Start Supplied entries

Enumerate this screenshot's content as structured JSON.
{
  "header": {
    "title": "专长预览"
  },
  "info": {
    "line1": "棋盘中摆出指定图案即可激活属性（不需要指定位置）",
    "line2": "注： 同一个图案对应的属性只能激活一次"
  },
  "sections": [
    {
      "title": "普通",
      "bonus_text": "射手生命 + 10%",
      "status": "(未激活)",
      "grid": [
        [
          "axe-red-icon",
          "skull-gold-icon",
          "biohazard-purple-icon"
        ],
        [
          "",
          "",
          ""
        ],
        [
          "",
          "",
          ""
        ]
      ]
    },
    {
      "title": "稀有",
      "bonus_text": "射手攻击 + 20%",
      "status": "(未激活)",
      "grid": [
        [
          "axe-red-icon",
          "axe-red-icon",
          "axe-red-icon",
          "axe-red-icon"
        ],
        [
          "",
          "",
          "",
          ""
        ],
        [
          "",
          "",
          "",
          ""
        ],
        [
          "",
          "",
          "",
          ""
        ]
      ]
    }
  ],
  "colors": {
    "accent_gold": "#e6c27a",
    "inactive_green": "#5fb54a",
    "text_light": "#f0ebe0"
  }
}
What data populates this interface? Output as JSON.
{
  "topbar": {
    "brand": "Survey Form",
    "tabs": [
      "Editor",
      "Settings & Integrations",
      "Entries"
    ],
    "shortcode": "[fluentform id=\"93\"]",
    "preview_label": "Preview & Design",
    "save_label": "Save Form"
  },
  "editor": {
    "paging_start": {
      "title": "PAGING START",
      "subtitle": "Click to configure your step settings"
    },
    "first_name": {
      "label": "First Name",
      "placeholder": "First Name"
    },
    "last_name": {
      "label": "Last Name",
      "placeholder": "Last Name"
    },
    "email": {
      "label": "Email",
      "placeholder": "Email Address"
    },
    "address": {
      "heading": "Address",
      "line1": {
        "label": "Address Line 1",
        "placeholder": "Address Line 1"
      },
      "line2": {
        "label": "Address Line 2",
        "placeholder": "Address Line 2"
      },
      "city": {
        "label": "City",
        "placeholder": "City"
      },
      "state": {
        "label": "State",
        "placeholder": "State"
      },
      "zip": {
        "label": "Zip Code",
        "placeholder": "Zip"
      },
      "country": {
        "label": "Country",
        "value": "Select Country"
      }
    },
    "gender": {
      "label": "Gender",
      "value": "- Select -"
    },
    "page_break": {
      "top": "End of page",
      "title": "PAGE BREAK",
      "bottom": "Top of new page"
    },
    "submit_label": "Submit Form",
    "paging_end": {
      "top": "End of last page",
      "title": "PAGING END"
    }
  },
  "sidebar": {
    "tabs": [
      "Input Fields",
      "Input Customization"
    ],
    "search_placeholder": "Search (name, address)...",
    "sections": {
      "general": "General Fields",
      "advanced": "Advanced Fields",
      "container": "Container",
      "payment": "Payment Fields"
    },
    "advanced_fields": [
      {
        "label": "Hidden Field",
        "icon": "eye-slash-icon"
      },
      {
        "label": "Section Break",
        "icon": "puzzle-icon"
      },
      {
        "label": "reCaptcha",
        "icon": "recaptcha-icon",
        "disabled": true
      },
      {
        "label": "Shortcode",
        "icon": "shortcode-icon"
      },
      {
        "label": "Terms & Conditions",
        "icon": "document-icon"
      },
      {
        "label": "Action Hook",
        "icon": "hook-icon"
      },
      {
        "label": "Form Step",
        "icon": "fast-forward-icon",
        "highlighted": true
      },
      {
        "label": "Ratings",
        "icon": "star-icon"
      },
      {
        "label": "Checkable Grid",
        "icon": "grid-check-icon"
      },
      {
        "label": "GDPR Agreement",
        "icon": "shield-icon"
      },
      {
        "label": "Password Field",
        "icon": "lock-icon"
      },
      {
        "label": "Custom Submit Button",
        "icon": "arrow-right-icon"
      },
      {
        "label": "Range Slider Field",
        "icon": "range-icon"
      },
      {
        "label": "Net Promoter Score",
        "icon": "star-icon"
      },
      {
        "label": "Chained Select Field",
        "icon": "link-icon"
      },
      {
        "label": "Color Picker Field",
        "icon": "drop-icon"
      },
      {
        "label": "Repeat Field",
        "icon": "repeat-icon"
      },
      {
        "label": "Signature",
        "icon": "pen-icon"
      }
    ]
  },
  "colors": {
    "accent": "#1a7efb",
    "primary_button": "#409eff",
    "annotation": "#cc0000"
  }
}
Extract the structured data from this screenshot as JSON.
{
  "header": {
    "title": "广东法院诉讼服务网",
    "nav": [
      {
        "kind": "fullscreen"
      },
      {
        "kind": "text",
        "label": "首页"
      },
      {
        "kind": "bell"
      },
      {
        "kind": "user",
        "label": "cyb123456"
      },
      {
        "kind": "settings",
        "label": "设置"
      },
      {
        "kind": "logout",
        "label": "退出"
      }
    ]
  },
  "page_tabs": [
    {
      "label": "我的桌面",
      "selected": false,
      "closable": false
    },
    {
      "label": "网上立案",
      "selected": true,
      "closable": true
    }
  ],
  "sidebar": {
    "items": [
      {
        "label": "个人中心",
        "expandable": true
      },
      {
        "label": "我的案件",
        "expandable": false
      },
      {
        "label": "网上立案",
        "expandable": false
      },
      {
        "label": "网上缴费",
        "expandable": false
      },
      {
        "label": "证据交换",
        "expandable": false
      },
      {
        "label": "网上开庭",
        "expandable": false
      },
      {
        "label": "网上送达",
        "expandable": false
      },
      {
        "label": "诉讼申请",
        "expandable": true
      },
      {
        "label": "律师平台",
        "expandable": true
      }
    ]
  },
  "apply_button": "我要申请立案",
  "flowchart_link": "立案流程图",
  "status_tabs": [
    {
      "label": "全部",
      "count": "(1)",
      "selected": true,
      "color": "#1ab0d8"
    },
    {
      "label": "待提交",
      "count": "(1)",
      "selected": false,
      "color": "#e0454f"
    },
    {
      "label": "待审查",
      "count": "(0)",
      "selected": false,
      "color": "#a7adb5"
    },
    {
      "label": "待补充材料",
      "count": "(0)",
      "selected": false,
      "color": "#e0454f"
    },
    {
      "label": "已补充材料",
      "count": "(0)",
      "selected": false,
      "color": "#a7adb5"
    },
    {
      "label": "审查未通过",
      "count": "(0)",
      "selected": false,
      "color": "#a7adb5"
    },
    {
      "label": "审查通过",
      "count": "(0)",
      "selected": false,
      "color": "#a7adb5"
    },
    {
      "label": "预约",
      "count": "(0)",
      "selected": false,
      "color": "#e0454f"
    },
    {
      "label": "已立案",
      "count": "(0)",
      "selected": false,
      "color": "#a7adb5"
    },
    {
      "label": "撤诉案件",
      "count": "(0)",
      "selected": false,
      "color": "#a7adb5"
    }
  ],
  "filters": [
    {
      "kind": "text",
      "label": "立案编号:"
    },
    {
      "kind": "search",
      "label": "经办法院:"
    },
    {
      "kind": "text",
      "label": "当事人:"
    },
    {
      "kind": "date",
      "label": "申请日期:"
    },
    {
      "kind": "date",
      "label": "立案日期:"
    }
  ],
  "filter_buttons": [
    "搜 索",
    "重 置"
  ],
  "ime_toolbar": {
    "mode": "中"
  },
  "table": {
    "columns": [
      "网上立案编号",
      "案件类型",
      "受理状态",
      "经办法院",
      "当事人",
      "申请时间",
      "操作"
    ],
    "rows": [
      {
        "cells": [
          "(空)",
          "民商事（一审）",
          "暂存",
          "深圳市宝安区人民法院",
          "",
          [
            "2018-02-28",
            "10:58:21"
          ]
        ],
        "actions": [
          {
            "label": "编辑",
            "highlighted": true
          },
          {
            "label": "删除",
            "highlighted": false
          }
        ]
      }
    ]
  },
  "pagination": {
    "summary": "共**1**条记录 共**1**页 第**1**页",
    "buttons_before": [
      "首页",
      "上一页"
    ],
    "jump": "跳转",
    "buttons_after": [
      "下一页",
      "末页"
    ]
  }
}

End Supplied entries

● To be done:
Find the word "JSON" in the material, then list each line that holds it.

● Reply:
Enumerate this screenshot's content as structured JSON.
What data populates this interface? Output as JSON.
Extract the structured data from this screenshot as JSON.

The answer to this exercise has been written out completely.